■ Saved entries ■
------------------------------------------------------------
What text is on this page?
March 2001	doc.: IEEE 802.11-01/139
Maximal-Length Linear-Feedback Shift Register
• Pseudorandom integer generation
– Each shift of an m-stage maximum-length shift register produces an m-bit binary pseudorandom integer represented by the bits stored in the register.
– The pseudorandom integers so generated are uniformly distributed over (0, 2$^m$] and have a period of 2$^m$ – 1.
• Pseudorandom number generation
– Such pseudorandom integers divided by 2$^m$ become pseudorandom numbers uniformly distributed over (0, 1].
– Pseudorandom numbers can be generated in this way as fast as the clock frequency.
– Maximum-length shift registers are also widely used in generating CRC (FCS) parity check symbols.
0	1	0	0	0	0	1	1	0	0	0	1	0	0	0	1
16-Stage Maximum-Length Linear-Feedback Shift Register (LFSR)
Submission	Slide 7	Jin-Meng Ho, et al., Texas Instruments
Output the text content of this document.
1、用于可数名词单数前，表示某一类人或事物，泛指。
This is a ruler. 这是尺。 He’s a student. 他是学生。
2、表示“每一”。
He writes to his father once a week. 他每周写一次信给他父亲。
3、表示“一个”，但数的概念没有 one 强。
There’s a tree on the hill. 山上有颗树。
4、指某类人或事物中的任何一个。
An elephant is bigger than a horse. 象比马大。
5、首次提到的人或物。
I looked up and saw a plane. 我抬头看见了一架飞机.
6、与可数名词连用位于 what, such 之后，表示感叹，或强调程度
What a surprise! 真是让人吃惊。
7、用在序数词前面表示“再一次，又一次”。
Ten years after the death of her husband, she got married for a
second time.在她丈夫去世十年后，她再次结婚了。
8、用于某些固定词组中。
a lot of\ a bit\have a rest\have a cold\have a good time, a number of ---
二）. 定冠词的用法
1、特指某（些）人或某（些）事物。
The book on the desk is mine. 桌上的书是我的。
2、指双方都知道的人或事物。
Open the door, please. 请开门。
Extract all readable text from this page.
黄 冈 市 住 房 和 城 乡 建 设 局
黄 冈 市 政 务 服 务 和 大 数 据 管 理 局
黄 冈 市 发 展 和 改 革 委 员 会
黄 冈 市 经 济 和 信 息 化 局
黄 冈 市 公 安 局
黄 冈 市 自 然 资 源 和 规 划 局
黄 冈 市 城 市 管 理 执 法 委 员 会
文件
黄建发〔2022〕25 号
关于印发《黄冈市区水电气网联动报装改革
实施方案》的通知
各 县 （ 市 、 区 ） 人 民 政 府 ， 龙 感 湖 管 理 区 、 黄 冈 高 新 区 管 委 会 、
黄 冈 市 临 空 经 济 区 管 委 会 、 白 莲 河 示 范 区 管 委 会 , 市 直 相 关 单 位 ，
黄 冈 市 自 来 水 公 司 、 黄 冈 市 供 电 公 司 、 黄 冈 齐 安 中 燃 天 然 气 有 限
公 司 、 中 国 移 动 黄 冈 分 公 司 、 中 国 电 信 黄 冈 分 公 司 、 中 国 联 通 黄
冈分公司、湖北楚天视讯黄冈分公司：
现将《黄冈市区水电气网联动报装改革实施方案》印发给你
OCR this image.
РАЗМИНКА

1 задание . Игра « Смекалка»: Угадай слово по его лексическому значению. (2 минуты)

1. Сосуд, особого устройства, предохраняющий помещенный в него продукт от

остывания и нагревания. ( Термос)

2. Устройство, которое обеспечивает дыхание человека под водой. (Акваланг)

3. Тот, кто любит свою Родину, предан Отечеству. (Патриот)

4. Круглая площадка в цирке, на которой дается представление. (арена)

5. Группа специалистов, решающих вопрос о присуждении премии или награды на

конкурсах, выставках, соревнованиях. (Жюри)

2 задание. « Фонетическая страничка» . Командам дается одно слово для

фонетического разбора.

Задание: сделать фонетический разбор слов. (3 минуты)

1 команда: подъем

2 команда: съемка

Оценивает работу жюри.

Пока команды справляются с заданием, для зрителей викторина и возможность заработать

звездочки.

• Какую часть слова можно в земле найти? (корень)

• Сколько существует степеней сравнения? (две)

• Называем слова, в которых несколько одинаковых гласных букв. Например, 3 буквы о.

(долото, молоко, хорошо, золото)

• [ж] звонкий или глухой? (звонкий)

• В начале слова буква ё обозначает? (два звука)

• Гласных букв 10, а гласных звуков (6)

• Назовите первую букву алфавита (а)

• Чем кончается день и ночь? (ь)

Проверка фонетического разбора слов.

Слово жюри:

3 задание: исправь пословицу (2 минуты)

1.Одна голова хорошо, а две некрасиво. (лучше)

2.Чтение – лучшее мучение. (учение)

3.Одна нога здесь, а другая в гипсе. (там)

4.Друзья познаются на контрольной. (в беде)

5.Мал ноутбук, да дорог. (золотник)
------------------------------------------------------------
■ Task instructions ■
Copy the material above verbatim.

■ Output ■
What text is on this page?
March 2001	doc.: IEEE 802.11-01/139
Maximal-Length Linear-Feedback Shift Register
• Pseudorandom integer generation
– Each shift of an m-stage maximum-length shift register produces an m-bit binary pseudorandom integer represented by the bits stored in the register.
– The pseudorandom integers so generated are uniformly distributed over (0, 2$^m$] and have a period of 2$^m$ – 1.
• Pseudorandom number generation
– Such pseudorandom integers divided by 2$^m$ become pseudorandom numbers uniformly distributed over (0, 1].
– Pseudorandom numbers can be generated in this way as fast as the clock frequency.
– Maximum-length shift registers are also widely used in generating CRC (FCS) parity check symbols.
0	1	0	0	0	0	1	1	0	0	0	1	0	0	0	1
16-Stage Maximum-Length Linear-Feedback Shift Register (LFSR)
Submission	Slide 7	Jin-Meng Ho, et al., Texas Instruments
Output the text content of this document.
1、用于可数名词单数前，表示某一类人或事物，泛指。
This is a ruler. 这是尺。 He’s a student. 他是学生。
2、表示“每一”。
He writes to his father once a week. 他每周写一次信给他父亲。
3、表示“一个”，但数的概念没有 one 强。
There’s a tree on the hill. 山上有颗树。
4、指某类人或事物中的任何一个。
An elephant is bigger than a horse. 象比马大。
5、首次提到的人或物。
I looked up and saw a plane. 我抬头看见了一架飞机.
6、与可数名词连用位于 what, such 之后，表示感叹，或强调程度
What a surprise! 真是让人吃惊。
7、用在序数词前面表示“再一次，又一次”。
Ten years after the death of her husband, she got married for a
second time.在她丈夫去世十年后，她再次结婚了。
8、用于某些固定词组中。
a lot of\ a bit\have a rest\have a cold\have a good time, a number of ---
二）. 定冠词的用法
1、特指某（些）人或某（些）事物。
The book on the desk is mine. 桌上的书是我的。
2、指双方都知道的人或事物。
Open the door, please. 请开门。
Extract all readable text from this page.
黄 冈 市 住 房 和 城 乡 建 设 局
黄 冈 市 政 务 服 务 和 大 数 据 管 理 局
黄 冈 市 发 展 和 改 革 委 员 会
黄 冈 市 经 济 和 信 息 化 局
黄 冈 市 公 安 局
黄 冈 市 自 然 资 源 和 规 划 局
黄 冈 市 城 市 管 理 执 法 委 员 会
文件
黄建发〔2022〕25 号
关于印发《黄冈市区水电气网联动报装改革
实施方案》的通知
各 县 （ 市 、 区 ） 人 民 政 府 ， 龙 感 湖 管 理 区 、 黄 冈 高 新 区 管 委 会 、
黄 冈 市 临 空 经 济 区 管 委 会 、 白 莲 河 示 范 区 管 委 会 , 市 直 相 关 单 位 ，
黄 冈 市 自 来 水 公 司 、 黄 冈 市 供 电 公 司 、 黄 冈 齐 安 中 燃 天 然 气 有 限
公 司 、 中 国 移 动 黄 冈 分 公 司 、 中 国 电 信 黄 冈 分 公 司 、 中 国 联 通 黄
冈分公司、湖北楚天视讯黄冈分公司：
现将《黄冈市区水电气网联动报装改革实施方案》印发给你
OCR this image.
РАЗМИНКА

1 задание . Игра « Смекалка»: Угадай слово по его лексическому значению. (2 минуты)

1. Сосуд, особого устройства, предохраняющий помещенный в него продукт от

остывания и нагревания. ( Термос)

2. Устройство, которое обеспечивает дыхание человека под водой. (Акваланг)

3. Тот, кто любит свою Родину, предан Отечеству. (Патриот)

4. Круглая площадка в цирке, на которой дается представление. (арена)

5. Группа специалистов, решающих вопрос о присуждении премии или награды на

конкурсах, выставках, соревнованиях. (Жюри)

2 задание. « Фонетическая страничка» . Командам дается одно слово для

фонетического разбора.

Задание: сделать фонетический разбор слов. (3 минуты)

1 команда: подъем

2 команда: съемка

Оценивает работу жюри.

Пока команды справляются с заданием, для зрителей викторина и возможность заработать

звездочки.

• Какую часть слова можно в земле найти? (корень)

• Сколько существует степеней сравнения? (две)

• Называем слова, в которых несколько одинаковых гласных букв. Например, 3 буквы о.

(долото, молоко, хорошо, золото)

• [ж] звонкий или глухой? (звонкий)

• В начале слова буква ё обозначает? (два звука)

• Гласных букв 10, а гласных звуков (6)

• Назовите первую букву алфавита (а)

• Чем кончается день и ночь? (ь)

Проверка фонетического разбора слов.

Слово жюри:

3 задание: исправь пословицу (2 минуты)

1.Одна голова хорошо, а две некрасиво. (лучше)

2.Чтение – лучшее мучение. (учение)

3.Одна нога здесь, а другая в гипсе. (там)

4.Друзья познаются на контрольной. (в беде)

5.Мал ноутбук, да дорог. (золотник)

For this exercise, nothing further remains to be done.